→ **What to do**
From the entries below, extract every line that includes the word "Waveform".

▼▼▼

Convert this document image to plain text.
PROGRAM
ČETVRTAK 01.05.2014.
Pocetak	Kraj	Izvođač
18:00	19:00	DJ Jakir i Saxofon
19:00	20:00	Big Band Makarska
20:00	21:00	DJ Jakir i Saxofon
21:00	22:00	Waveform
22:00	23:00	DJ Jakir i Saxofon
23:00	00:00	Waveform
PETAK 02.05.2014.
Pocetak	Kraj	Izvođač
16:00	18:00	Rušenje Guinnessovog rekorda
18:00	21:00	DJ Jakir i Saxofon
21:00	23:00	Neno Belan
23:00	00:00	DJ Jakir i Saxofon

▲▲▲
▼▼▼

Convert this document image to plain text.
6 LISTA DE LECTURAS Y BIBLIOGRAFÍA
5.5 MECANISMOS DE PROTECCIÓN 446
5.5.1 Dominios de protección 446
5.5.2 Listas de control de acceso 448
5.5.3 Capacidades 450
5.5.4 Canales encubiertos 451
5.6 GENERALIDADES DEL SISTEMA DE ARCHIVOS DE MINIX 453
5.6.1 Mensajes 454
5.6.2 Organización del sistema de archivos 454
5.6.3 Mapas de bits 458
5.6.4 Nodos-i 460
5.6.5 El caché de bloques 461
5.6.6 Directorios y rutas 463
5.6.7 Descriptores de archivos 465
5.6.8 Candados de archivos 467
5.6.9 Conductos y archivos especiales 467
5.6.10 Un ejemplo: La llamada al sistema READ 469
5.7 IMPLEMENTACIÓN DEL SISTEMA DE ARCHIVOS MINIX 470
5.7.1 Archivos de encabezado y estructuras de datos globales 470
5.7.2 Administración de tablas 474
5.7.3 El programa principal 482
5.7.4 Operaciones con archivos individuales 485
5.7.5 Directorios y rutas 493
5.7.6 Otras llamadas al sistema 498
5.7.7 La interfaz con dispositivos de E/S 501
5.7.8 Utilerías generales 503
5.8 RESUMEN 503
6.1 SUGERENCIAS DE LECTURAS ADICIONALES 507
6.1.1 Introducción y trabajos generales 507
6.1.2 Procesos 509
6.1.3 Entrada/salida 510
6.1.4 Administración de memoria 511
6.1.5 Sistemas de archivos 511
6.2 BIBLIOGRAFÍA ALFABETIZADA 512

▲▲▲

→ **Exercise response**
21:00	22:00	Waveform
23:00	00:00	Waveform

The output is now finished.